■ Set exercise ■
Collect each line of the entries that holds the string "Fantasy".
[Begin Material provided]
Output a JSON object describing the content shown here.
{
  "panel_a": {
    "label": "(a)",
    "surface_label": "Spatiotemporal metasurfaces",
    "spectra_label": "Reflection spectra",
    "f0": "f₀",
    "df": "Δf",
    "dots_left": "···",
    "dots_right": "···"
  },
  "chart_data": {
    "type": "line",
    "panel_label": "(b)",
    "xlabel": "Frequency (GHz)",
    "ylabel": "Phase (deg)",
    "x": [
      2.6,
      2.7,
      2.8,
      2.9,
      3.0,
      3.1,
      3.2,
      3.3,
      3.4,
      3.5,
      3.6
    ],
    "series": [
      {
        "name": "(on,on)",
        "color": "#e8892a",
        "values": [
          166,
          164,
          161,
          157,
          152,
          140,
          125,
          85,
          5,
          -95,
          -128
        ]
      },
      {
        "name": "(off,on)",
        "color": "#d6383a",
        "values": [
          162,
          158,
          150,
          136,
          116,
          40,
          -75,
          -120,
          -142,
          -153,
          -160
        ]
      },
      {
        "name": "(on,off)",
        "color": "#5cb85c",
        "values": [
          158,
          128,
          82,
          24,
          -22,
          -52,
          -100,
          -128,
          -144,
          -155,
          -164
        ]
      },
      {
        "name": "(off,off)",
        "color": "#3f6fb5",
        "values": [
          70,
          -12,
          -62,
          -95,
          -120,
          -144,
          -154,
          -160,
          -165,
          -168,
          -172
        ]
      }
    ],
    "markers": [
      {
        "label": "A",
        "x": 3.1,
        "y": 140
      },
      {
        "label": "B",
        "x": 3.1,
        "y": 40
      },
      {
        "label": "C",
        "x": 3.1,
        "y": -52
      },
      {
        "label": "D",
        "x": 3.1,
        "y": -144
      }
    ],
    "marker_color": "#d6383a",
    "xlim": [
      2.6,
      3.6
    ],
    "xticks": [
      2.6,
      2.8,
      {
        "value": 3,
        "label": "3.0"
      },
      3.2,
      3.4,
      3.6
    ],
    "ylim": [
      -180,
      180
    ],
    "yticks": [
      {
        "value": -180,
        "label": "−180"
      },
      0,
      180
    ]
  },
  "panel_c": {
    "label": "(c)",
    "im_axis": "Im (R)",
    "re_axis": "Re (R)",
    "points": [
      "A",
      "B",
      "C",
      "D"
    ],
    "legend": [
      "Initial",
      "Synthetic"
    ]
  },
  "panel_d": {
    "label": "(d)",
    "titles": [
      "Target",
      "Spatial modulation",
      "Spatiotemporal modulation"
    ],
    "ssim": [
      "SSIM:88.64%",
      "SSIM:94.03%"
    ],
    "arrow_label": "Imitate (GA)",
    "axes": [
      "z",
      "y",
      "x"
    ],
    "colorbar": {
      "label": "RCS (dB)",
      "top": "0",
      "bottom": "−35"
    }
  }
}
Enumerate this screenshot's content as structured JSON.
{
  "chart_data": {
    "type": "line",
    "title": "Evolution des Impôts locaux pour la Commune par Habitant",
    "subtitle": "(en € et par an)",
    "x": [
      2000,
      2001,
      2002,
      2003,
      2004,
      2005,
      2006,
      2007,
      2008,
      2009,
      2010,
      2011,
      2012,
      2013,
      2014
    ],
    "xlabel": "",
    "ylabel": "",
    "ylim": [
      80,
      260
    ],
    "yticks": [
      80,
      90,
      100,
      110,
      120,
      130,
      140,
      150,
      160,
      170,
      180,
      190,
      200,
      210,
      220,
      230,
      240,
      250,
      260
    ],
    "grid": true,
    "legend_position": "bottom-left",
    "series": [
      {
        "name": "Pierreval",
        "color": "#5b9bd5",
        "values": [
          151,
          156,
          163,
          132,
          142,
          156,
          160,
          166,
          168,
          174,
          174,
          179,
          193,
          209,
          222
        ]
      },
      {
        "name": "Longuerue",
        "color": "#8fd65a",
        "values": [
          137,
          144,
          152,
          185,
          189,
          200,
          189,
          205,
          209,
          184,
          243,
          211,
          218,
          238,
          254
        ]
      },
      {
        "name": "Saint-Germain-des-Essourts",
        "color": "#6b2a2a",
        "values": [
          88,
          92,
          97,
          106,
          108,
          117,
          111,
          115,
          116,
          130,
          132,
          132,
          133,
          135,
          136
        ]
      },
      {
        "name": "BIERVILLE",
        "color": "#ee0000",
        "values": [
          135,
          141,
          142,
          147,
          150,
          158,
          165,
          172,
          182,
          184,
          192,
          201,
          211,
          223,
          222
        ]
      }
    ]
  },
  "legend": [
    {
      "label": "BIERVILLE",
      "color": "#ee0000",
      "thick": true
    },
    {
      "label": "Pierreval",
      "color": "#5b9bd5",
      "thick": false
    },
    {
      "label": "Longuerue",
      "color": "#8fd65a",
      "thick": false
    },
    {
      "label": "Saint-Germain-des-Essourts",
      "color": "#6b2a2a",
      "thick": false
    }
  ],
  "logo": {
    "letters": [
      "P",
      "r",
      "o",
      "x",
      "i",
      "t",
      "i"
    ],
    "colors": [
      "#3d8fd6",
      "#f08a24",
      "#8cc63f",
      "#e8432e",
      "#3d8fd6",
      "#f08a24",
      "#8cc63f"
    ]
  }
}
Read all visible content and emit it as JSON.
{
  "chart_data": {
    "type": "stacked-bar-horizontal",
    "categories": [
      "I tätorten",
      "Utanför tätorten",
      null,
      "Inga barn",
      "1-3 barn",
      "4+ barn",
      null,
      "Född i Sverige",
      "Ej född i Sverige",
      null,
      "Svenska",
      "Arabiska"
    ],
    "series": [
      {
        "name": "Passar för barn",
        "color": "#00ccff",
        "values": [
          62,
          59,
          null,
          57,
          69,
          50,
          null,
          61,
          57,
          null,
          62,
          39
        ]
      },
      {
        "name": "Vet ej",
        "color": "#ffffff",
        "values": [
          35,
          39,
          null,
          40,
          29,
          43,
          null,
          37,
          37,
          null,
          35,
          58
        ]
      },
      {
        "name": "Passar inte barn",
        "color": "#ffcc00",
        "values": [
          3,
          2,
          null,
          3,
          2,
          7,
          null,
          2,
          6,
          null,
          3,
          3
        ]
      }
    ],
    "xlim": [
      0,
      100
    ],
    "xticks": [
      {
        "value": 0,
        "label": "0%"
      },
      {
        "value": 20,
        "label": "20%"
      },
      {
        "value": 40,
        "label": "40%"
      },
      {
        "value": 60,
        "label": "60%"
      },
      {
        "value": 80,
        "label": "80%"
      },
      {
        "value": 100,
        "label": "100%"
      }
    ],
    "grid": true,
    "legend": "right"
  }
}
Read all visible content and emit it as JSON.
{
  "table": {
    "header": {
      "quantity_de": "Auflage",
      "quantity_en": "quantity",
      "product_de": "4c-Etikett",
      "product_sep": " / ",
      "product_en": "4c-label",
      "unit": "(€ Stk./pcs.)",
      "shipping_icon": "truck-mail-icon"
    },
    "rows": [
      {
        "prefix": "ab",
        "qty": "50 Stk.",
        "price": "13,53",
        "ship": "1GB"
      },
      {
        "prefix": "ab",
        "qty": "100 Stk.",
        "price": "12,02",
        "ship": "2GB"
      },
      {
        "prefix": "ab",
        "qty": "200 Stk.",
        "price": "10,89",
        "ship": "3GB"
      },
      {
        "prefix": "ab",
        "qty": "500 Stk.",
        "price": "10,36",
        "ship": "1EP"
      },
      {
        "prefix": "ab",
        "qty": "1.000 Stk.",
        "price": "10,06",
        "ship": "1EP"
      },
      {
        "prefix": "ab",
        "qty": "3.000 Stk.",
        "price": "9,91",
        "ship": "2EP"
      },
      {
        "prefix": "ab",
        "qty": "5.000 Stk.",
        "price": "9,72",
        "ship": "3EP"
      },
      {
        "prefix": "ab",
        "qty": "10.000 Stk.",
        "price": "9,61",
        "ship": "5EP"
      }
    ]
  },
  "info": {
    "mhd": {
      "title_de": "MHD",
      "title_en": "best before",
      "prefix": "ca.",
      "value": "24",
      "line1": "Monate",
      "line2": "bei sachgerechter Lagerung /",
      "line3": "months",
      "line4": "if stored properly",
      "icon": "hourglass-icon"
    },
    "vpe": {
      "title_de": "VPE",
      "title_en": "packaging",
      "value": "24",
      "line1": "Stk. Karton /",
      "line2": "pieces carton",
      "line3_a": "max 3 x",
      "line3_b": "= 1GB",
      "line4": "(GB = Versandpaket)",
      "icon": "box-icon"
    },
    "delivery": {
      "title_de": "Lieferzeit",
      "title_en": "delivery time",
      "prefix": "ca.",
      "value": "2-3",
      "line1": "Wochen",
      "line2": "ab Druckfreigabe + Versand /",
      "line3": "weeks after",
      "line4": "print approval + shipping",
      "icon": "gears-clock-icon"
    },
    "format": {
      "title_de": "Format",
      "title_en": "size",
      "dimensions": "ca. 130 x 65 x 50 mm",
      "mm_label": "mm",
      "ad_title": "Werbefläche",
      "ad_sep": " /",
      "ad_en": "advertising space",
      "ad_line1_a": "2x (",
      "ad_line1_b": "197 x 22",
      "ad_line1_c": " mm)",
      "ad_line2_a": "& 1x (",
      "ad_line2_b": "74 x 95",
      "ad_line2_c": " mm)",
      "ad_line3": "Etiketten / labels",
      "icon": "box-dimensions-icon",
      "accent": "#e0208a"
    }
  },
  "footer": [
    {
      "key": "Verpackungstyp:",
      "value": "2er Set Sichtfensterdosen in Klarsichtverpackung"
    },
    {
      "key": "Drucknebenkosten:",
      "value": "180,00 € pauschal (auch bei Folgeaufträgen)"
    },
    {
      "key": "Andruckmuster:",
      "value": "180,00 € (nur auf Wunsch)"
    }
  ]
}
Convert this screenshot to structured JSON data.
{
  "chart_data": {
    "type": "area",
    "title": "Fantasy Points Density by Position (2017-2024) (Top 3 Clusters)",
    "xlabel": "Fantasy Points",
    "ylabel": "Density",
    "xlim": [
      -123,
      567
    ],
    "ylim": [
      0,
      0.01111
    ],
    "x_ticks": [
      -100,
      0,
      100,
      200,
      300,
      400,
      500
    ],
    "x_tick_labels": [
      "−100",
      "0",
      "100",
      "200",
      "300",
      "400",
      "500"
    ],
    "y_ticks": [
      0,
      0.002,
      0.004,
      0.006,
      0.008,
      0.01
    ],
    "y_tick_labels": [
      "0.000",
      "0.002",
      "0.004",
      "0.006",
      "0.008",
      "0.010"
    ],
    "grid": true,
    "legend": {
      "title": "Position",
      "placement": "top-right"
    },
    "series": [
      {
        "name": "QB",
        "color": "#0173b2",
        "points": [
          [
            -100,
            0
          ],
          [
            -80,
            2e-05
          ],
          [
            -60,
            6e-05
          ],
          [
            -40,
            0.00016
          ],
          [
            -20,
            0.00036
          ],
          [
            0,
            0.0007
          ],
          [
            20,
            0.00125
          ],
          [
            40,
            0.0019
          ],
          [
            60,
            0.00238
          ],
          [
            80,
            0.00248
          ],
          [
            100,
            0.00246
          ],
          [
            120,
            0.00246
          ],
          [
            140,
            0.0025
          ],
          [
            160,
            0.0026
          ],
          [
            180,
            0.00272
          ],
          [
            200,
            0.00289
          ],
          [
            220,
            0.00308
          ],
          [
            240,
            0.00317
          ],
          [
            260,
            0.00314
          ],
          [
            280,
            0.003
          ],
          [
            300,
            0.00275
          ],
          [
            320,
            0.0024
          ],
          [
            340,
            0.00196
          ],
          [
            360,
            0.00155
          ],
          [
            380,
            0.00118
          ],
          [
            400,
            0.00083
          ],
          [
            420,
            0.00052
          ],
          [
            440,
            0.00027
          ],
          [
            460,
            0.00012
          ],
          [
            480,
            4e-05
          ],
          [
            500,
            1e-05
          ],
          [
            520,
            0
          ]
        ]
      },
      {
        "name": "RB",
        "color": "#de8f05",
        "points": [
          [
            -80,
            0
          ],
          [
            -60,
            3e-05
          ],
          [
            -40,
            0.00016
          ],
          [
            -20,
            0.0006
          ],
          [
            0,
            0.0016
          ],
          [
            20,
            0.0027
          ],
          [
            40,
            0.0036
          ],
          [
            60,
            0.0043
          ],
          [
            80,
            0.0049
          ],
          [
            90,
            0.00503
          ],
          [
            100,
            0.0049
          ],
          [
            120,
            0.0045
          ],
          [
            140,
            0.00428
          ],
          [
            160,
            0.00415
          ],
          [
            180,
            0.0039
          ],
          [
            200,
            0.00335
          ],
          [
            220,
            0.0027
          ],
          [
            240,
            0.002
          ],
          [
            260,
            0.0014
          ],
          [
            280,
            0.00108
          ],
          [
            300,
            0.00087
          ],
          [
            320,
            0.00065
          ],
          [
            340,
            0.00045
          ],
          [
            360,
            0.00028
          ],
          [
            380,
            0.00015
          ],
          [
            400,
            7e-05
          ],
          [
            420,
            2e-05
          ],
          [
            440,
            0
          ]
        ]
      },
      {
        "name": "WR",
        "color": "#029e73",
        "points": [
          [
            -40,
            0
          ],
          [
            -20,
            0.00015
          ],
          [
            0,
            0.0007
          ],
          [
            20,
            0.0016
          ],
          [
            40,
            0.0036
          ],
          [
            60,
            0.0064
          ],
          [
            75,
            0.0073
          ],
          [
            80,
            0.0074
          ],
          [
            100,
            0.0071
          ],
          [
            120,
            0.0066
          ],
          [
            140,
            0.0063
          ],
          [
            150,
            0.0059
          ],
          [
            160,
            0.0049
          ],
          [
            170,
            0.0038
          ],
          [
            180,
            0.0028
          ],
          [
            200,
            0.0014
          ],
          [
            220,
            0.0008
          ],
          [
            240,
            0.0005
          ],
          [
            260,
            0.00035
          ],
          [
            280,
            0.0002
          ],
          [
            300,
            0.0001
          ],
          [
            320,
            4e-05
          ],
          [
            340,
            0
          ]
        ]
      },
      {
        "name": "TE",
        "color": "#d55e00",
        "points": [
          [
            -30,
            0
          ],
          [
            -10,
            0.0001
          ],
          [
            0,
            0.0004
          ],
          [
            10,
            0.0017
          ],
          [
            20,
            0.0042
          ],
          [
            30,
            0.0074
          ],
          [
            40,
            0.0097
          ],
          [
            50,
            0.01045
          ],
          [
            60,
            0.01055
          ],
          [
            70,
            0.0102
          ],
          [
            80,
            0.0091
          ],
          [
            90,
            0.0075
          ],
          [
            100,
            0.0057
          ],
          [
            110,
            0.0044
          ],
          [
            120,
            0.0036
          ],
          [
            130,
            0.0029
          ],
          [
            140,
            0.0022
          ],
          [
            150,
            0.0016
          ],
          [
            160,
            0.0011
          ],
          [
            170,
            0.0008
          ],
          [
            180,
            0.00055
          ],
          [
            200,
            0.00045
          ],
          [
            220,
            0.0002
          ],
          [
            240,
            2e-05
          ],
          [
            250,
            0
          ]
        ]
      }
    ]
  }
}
[End Material provided]
■ Complete answer ■
    "title": "Fantasy Points Density by Position (2017-2024) (Top 3 Clusters)",
    "xlabel": "Fantasy Points",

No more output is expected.